> Task details
Count the lines in the records below that contain the string "more". Reply with the number only.

> Records for processing
______
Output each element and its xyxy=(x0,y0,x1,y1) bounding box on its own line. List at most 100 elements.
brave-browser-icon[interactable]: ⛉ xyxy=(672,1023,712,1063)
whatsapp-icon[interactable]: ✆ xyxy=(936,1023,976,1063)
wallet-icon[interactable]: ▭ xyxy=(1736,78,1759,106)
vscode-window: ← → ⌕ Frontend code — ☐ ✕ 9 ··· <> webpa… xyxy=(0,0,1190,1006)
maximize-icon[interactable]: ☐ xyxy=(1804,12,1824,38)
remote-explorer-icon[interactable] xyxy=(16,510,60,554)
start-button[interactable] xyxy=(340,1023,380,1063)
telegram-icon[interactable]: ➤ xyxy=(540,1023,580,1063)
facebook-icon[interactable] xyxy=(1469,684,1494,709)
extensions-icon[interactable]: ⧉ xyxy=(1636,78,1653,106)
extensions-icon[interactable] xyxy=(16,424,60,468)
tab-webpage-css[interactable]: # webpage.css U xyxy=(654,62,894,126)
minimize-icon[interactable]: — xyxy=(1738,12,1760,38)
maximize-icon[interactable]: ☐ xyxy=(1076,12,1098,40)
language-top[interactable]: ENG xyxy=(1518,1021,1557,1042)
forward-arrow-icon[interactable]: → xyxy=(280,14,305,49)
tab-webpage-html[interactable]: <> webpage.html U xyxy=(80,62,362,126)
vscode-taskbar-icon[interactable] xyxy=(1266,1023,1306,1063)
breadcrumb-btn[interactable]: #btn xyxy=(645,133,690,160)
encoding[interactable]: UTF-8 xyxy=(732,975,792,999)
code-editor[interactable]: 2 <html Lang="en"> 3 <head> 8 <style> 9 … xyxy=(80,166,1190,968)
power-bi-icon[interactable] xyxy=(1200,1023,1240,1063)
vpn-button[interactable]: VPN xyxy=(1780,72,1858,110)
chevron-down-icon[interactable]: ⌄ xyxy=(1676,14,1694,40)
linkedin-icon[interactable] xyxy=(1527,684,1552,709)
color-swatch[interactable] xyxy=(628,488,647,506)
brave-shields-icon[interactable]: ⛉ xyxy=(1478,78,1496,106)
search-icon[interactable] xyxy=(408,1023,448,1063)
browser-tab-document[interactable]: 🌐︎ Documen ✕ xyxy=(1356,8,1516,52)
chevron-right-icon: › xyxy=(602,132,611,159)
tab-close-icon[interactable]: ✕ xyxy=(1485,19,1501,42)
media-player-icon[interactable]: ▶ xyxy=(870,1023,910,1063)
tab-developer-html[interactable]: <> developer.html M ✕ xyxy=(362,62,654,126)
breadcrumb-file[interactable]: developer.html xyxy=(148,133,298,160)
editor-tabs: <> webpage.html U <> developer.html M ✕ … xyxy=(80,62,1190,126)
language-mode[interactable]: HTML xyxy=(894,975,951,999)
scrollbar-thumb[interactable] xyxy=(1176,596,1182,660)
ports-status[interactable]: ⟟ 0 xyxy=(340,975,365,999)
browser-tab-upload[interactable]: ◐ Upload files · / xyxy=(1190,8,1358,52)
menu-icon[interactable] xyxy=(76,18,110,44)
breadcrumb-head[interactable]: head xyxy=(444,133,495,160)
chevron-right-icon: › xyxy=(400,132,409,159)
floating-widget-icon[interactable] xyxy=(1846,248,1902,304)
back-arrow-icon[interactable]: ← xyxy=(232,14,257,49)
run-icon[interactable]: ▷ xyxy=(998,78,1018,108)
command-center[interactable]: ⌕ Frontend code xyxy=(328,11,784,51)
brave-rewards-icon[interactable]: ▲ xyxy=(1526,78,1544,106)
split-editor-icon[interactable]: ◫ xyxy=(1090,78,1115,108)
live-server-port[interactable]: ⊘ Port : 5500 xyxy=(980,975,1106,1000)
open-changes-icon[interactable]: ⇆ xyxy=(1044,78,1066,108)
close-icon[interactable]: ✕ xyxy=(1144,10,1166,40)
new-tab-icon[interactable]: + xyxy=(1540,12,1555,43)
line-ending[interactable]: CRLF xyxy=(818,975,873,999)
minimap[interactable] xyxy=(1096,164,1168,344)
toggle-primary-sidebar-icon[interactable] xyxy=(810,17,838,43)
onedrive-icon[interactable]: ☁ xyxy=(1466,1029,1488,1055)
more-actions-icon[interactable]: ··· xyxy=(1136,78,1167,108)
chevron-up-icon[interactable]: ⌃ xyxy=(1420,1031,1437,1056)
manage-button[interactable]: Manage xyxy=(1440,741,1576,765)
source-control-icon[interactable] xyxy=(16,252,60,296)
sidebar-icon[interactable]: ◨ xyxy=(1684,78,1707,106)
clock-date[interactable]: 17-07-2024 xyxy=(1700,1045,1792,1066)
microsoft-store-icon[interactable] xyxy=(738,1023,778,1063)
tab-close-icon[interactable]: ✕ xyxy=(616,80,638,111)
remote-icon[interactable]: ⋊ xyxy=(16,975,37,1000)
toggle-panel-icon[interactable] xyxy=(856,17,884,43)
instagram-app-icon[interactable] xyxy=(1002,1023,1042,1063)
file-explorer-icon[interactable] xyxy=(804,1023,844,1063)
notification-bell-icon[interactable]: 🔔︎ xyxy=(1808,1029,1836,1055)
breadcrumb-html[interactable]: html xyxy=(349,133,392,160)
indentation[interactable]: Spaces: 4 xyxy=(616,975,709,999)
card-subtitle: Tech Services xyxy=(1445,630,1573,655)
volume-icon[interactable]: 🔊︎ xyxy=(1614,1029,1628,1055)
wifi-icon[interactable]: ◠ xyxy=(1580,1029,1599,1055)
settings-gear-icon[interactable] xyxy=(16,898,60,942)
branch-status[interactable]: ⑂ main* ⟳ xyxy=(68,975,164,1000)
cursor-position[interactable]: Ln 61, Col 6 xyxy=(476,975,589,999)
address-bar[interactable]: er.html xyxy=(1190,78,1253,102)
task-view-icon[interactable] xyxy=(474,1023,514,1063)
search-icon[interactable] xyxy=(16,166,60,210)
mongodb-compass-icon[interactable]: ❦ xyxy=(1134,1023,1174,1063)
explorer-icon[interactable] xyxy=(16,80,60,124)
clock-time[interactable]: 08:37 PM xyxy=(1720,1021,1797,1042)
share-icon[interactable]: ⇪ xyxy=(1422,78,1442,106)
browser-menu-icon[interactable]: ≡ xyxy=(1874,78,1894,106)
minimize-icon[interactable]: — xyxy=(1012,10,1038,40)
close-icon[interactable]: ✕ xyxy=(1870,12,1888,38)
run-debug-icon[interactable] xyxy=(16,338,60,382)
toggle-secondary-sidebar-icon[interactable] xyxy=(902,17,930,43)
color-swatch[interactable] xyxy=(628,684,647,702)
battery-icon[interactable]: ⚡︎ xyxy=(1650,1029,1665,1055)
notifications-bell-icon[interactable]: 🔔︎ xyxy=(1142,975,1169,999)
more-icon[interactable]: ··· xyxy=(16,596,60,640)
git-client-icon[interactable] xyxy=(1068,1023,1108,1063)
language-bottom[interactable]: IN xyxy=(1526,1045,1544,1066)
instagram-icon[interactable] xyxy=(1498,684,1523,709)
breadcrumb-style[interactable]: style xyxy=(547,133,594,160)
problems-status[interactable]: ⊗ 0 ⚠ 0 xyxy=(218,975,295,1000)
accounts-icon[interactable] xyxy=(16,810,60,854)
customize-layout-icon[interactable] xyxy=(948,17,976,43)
______
> In response
2